• Exercise instructions: The entire listing is to be repeated verbatim.

• Supplied material:
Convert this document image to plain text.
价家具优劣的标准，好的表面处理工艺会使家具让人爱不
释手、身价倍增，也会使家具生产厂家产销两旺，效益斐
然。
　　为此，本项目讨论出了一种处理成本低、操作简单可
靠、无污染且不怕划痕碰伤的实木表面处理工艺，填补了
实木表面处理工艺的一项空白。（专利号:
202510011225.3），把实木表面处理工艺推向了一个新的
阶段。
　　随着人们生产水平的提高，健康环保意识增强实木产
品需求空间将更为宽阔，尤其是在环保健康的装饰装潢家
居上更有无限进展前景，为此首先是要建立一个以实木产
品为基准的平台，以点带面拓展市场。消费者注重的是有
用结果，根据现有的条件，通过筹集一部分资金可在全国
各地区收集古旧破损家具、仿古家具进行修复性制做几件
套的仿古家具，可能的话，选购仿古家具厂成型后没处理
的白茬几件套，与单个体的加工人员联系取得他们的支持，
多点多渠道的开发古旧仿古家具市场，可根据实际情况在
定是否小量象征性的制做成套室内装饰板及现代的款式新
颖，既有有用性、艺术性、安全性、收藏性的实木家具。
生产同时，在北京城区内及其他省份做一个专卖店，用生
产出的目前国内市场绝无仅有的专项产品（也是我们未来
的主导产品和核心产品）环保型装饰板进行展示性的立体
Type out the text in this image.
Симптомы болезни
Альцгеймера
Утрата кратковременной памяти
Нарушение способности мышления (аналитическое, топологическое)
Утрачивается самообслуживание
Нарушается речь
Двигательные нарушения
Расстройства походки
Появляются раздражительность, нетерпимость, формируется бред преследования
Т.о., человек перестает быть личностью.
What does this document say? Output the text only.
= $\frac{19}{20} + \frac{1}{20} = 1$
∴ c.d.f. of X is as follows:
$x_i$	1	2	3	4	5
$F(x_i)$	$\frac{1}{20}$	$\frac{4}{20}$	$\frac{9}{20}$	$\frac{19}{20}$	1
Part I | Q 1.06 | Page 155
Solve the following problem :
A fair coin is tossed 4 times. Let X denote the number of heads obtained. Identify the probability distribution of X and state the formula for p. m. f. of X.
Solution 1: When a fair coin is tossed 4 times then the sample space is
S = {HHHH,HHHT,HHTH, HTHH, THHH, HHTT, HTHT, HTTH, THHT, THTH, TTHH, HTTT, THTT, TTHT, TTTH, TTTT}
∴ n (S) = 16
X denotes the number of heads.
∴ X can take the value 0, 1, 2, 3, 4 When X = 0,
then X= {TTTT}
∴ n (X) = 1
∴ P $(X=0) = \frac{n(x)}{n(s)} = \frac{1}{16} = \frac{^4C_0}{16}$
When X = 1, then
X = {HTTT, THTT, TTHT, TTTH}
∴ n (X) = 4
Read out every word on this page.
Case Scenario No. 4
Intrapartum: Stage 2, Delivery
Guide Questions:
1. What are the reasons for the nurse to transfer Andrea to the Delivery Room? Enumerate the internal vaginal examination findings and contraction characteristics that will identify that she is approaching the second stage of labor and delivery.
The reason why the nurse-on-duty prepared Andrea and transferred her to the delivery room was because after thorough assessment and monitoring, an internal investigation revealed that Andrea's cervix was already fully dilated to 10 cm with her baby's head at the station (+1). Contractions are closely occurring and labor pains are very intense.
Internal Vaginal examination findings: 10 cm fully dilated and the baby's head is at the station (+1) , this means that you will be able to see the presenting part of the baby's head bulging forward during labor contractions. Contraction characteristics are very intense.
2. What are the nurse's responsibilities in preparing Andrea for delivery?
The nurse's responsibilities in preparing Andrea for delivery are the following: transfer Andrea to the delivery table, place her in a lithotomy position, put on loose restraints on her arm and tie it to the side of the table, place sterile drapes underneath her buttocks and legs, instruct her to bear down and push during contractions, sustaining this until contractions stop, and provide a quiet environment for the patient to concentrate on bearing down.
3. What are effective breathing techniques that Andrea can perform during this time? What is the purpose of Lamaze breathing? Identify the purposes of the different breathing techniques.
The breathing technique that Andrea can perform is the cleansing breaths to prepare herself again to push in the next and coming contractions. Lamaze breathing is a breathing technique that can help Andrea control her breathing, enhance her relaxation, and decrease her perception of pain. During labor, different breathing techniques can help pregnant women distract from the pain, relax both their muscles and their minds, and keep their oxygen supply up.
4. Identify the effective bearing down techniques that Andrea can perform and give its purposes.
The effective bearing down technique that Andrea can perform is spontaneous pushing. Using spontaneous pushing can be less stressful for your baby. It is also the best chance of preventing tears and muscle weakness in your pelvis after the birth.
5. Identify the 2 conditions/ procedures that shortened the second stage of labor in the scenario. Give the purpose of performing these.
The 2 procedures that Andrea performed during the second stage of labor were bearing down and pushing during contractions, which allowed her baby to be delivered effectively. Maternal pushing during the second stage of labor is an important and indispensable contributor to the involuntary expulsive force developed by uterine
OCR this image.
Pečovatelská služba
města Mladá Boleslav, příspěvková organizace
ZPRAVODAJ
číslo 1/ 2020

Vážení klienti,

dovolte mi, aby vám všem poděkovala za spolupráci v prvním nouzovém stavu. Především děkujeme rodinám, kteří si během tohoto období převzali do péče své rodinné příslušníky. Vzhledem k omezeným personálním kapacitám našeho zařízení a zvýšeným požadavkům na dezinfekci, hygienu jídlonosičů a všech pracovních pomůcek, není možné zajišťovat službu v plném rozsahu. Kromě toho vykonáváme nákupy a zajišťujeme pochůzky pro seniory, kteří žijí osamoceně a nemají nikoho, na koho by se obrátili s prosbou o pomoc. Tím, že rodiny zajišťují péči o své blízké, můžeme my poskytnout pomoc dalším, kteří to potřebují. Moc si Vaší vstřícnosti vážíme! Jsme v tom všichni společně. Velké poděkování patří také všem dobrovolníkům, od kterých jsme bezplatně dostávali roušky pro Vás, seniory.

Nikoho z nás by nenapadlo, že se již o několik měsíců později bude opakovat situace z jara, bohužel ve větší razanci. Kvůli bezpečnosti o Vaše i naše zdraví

• Solution for this task:
Convert this document image to plain text.
价家具优劣的标准，好的表面处理工艺会使家具让人爱不
释手、身价倍增，也会使家具生产厂家产销两旺，效益斐
然。
　　为此，本项目讨论出了一种处理成本低、操作简单可
靠、无污染且不怕划痕碰伤的实木表面处理工艺，填补了
实木表面处理工艺的一项空白。（专利号:
202510011225.3），把实木表面处理工艺推向了一个新的
阶段。
　　随着人们生产水平的提高，健康环保意识增强实木产
品需求空间将更为宽阔，尤其是在环保健康的装饰装潢家
居上更有无限进展前景，为此首先是要建立一个以实木产
品为基准的平台，以点带面拓展市场。消费者注重的是有
用结果，根据现有的条件，通过筹集一部分资金可在全国
各地区收集古旧破损家具、仿古家具进行修复性制做几件
套的仿古家具，可能的话，选购仿古家具厂成型后没处理
的白茬几件套，与单个体的加工人员联系取得他们的支持，
多点多渠道的开发古旧仿古家具市场，可根据实际情况在
定是否小量象征性的制做成套室内装饰板及现代的款式新
颖，既有有用性、艺术性、安全性、收藏性的实木家具。
生产同时，在北京城区内及其他省份做一个专卖店，用生
产出的目前国内市场绝无仅有的专项产品（也是我们未来
的主导产品和核心产品）环保型装饰板进行展示性的立体
Type out the text in this image.
Симптомы болезни
Альцгеймера
Утрата кратковременной памяти
Нарушение способности мышления (аналитическое, топологическое)
Утрачивается самообслуживание
Нарушается речь
Двигательные нарушения
Расстройства походки
Появляются раздражительность, нетерпимость, формируется бред преследования
Т.о., человек перестает быть личностью.
What does this document say? Output the text only.
= $\frac{19}{20} + \frac{1}{20} = 1$
∴ c.d.f. of X is as follows:
$x_i$	1	2	3	4	5
$F(x_i)$	$\frac{1}{20}$	$\frac{4}{20}$	$\frac{9}{20}$	$\frac{19}{20}$	1
Part I | Q 1.06 | Page 155
Solve the following problem :
A fair coin is tossed 4 times. Let X denote the number of heads obtained. Identify the probability distribution of X and state the formula for p. m. f. of X.
Solution 1: When a fair coin is tossed 4 times then the sample space is
S = {HHHH,HHHT,HHTH, HTHH, THHH, HHTT, HTHT, HTTH, THHT, THTH, TTHH, HTTT, THTT, TTHT, TTTH, TTTT}
∴ n (S) = 16
X denotes the number of heads.
∴ X can take the value 0, 1, 2, 3, 4 When X = 0,
then X= {TTTT}
∴ n (X) = 1
∴ P $(X=0) = \frac{n(x)}{n(s)} = \frac{1}{16} = \frac{^4C_0}{16}$
When X = 1, then
X = {HTTT, THTT, TTHT, TTTH}
∴ n (X) = 4
Read out every word on this page.
Case Scenario No. 4
Intrapartum: Stage 2, Delivery
Guide Questions:
1. What are the reasons for the nurse to transfer Andrea to the Delivery Room? Enumerate the internal vaginal examination findings and contraction characteristics that will identify that she is approaching the second stage of labor and delivery.
The reason why the nurse-on-duty prepared Andrea and transferred her to the delivery room was because after thorough assessment and monitoring, an internal investigation revealed that Andrea's cervix was already fully dilated to 10 cm with her baby's head at the station (+1). Contractions are closely occurring and labor pains are very intense.
Internal Vaginal examination findings: 10 cm fully dilated and the baby's head is at the station (+1) , this means that you will be able to see the presenting part of the baby's head bulging forward during labor contractions. Contraction characteristics are very intense.
2. What are the nurse's responsibilities in preparing Andrea for delivery?
The nurse's responsibilities in preparing Andrea for delivery are the following: transfer Andrea to the delivery table, place her in a lithotomy position, put on loose restraints on her arm and tie it to the side of the table, place sterile drapes underneath her buttocks and legs, instruct her to bear down and push during contractions, sustaining this until contractions stop, and provide a quiet environment for the patient to concentrate on bearing down.
3. What are effective breathing techniques that Andrea can perform during this time? What is the purpose of Lamaze breathing? Identify the purposes of the different breathing techniques.
The breathing technique that Andrea can perform is the cleansing breaths to prepare herself again to push in the next and coming contractions. Lamaze breathing is a breathing technique that can help Andrea control her breathing, enhance her relaxation, and decrease her perception of pain. During labor, different breathing techniques can help pregnant women distract from the pain, relax both their muscles and their minds, and keep their oxygen supply up.
4. Identify the effective bearing down techniques that Andrea can perform and give its purposes.
The effective bearing down technique that Andrea can perform is spontaneous pushing. Using spontaneous pushing can be less stressful for your baby. It is also the best chance of preventing tears and muscle weakness in your pelvis after the birth.
5. Identify the 2 conditions/ procedures that shortened the second stage of labor in the scenario. Give the purpose of performing these.
The 2 procedures that Andrea performed during the second stage of labor were bearing down and pushing during contractions, which allowed her baby to be delivered effectively. Maternal pushing during the second stage of labor is an important and indispensable contributor to the involuntary expulsive force developed by uterine
OCR this image.
Pečovatelská služba
města Mladá Boleslav, příspěvková organizace
ZPRAVODAJ
číslo 1/ 2020

Vážení klienti,

dovolte mi, aby vám všem poděkovala za spolupráci v prvním nouzovém stavu. Především děkujeme rodinám, kteří si během tohoto období převzali do péče své rodinné příslušníky. Vzhledem k omezeným personálním kapacitám našeho zařízení a zvýšeným požadavkům na dezinfekci, hygienu jídlonosičů a všech pracovních pomůcek, není možné zajišťovat službu v plném rozsahu. Kromě toho vykonáváme nákupy a zajišťujeme pochůzky pro seniory, kteří žijí osamoceně a nemají nikoho, na koho by se obrátili s prosbou o pomoc. Tím, že rodiny zajišťují péči o své blízké, můžeme my poskytnout pomoc dalším, kteří to potřebují. Moc si Vaší vstřícnosti vážíme! Jsme v tom všichni společně. Velké poděkování patří také všem dobrovolníkům, od kterých jsme bezplatně dostávali roušky pro Vás, seniory.

Nikoho z nás by nenapadlo, že se již o několik měsíců později bude opakovat situace z jara, bohužel ve větší razanci. Kvůli bezpečnosti o Vaše i naše zdraví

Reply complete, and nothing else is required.